* _Exercise directions_: Extract each line from the entries below that has the string "this" in it.

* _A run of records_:

* * *

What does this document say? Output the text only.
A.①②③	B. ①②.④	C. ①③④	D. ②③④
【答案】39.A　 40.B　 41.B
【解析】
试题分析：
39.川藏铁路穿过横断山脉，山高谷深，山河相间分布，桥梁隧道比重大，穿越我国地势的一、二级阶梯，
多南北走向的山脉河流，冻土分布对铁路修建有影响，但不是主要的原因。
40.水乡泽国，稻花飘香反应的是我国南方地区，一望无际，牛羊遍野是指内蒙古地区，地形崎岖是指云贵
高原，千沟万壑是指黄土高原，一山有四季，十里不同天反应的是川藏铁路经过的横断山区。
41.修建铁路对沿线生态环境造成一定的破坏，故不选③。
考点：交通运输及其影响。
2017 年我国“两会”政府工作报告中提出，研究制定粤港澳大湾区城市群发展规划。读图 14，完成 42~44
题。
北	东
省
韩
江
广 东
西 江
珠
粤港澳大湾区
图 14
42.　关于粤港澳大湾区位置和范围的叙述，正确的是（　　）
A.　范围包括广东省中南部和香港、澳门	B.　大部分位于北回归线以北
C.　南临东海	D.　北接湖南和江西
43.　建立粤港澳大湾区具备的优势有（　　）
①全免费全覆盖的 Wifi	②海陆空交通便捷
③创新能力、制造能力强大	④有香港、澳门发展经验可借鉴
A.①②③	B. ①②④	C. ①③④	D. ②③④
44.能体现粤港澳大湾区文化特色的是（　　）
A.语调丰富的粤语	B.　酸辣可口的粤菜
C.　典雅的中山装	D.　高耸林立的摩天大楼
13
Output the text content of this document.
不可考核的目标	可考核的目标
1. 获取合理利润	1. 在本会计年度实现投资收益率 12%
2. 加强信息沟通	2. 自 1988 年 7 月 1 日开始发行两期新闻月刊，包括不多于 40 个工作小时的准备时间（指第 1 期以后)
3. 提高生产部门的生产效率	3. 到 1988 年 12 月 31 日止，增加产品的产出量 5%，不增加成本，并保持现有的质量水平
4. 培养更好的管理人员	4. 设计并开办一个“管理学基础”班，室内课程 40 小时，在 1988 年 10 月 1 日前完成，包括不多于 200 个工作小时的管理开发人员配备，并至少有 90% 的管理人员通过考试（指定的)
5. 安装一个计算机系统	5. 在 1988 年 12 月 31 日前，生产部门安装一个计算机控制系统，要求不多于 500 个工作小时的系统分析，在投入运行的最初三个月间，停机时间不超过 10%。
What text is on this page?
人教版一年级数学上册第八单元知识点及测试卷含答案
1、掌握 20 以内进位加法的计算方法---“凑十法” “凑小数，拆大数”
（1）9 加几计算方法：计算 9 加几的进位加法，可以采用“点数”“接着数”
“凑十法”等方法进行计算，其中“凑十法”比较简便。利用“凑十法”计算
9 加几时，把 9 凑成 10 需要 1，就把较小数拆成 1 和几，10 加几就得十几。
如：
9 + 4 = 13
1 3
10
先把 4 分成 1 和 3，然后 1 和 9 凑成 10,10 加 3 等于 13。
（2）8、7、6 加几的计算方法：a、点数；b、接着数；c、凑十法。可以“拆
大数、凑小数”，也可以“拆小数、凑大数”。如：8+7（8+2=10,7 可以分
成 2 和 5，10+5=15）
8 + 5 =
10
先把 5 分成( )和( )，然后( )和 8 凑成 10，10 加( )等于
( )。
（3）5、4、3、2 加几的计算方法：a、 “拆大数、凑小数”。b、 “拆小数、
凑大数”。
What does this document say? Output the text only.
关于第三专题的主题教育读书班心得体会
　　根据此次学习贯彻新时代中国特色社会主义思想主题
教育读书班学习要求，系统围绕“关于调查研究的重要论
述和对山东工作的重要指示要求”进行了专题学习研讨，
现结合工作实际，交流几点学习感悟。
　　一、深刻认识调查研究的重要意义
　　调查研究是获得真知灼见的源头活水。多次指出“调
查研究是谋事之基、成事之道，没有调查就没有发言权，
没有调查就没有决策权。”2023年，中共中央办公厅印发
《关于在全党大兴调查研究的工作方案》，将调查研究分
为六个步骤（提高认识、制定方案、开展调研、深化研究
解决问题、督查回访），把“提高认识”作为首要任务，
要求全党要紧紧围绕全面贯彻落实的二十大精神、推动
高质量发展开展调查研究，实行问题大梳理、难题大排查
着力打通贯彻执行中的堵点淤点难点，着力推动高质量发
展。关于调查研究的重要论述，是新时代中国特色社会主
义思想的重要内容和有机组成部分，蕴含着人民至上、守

* * *

* _Answer to the problem_:
What does this document say? Output the text only.
Output the text content of this document.
What text is on this page?
What does this document say? Output the text only.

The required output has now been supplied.